How many lines in the records below hold the string "JSON"? Answer with the number alone.

[Figure dataset records]
***

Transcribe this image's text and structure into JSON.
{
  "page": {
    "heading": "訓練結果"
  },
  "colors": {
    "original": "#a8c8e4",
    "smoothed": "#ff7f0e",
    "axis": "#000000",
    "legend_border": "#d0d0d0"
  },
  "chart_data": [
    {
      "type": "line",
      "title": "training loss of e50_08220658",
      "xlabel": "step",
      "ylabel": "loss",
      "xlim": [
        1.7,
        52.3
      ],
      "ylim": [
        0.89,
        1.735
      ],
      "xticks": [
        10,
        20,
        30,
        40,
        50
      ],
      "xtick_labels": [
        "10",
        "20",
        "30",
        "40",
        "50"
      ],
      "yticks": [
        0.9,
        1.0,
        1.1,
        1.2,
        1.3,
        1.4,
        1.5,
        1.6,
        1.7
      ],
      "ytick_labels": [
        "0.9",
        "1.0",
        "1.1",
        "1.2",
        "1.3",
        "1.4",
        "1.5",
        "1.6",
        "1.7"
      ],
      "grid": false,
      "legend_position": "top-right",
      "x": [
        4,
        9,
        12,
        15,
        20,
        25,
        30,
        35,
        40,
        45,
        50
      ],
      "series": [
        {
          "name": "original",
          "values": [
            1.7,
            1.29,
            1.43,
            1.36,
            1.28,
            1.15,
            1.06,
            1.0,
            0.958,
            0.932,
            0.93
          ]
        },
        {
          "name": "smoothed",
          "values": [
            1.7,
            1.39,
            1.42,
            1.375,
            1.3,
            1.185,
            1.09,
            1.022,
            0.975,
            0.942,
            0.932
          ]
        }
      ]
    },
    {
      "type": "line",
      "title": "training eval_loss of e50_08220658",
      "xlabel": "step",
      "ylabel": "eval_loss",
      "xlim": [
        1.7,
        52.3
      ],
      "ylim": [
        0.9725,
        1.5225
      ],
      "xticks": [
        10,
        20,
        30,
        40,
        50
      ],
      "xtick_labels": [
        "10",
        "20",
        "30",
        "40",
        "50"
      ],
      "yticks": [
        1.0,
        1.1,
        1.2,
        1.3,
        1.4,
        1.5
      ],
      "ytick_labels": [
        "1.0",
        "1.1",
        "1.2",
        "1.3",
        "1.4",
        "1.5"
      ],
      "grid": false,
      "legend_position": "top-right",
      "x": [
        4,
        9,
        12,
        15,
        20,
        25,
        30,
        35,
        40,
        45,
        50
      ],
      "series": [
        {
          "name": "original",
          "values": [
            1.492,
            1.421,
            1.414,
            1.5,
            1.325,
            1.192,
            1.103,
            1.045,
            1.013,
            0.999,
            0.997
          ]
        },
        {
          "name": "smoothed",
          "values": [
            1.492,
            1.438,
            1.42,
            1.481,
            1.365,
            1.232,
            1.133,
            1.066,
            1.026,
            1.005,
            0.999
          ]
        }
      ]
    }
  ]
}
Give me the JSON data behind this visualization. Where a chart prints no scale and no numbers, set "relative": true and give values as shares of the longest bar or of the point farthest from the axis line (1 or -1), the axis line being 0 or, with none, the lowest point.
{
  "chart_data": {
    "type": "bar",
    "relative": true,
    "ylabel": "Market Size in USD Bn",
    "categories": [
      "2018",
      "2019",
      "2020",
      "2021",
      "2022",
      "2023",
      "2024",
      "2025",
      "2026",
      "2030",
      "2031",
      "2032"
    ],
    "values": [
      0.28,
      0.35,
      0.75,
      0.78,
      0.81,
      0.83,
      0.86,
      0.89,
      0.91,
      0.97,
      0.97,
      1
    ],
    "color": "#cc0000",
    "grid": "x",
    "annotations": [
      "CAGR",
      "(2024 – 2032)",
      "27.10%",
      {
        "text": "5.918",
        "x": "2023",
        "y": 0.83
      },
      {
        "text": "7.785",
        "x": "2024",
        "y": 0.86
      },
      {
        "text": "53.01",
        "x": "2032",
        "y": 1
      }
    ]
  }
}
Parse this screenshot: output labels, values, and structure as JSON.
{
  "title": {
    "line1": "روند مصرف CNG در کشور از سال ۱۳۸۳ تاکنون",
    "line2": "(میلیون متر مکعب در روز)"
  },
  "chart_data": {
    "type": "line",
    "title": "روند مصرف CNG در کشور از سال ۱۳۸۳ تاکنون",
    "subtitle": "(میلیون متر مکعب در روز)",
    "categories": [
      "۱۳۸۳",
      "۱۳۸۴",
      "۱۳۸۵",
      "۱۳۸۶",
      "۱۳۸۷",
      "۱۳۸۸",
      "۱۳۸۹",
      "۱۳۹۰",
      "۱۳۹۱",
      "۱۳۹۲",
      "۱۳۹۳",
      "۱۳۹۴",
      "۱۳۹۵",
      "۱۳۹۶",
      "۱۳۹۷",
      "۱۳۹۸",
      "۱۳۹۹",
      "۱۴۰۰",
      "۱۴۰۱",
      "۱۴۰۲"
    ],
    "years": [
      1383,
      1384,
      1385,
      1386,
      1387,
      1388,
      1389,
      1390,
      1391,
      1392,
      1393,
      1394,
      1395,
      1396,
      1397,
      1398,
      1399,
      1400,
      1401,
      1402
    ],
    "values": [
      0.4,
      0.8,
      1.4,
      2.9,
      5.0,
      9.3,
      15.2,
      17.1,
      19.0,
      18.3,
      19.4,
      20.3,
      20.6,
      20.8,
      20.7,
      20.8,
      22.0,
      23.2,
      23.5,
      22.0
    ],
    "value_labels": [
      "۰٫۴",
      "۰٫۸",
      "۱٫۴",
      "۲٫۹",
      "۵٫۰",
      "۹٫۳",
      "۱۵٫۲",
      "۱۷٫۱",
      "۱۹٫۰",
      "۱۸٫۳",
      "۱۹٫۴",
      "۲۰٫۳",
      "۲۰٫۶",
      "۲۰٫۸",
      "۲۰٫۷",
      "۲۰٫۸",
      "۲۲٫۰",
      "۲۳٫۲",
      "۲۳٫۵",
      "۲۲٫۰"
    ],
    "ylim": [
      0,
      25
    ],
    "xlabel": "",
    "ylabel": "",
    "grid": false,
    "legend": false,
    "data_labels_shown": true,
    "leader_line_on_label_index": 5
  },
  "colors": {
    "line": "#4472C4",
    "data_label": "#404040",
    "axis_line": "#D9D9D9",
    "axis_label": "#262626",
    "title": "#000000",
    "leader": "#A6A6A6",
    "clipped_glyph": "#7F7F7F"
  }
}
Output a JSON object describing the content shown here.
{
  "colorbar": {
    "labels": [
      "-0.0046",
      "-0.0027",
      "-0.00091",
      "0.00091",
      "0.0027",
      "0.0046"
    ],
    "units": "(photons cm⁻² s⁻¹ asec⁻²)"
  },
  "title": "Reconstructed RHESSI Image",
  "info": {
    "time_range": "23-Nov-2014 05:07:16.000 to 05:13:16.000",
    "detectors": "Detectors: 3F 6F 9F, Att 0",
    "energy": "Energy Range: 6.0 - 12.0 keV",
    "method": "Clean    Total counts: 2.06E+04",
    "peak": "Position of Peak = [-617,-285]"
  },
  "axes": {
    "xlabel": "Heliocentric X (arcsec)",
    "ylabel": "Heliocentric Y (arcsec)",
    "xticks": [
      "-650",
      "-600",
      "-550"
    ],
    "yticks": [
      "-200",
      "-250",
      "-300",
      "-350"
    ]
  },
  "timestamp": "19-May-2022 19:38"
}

***

* _Expected answer_
4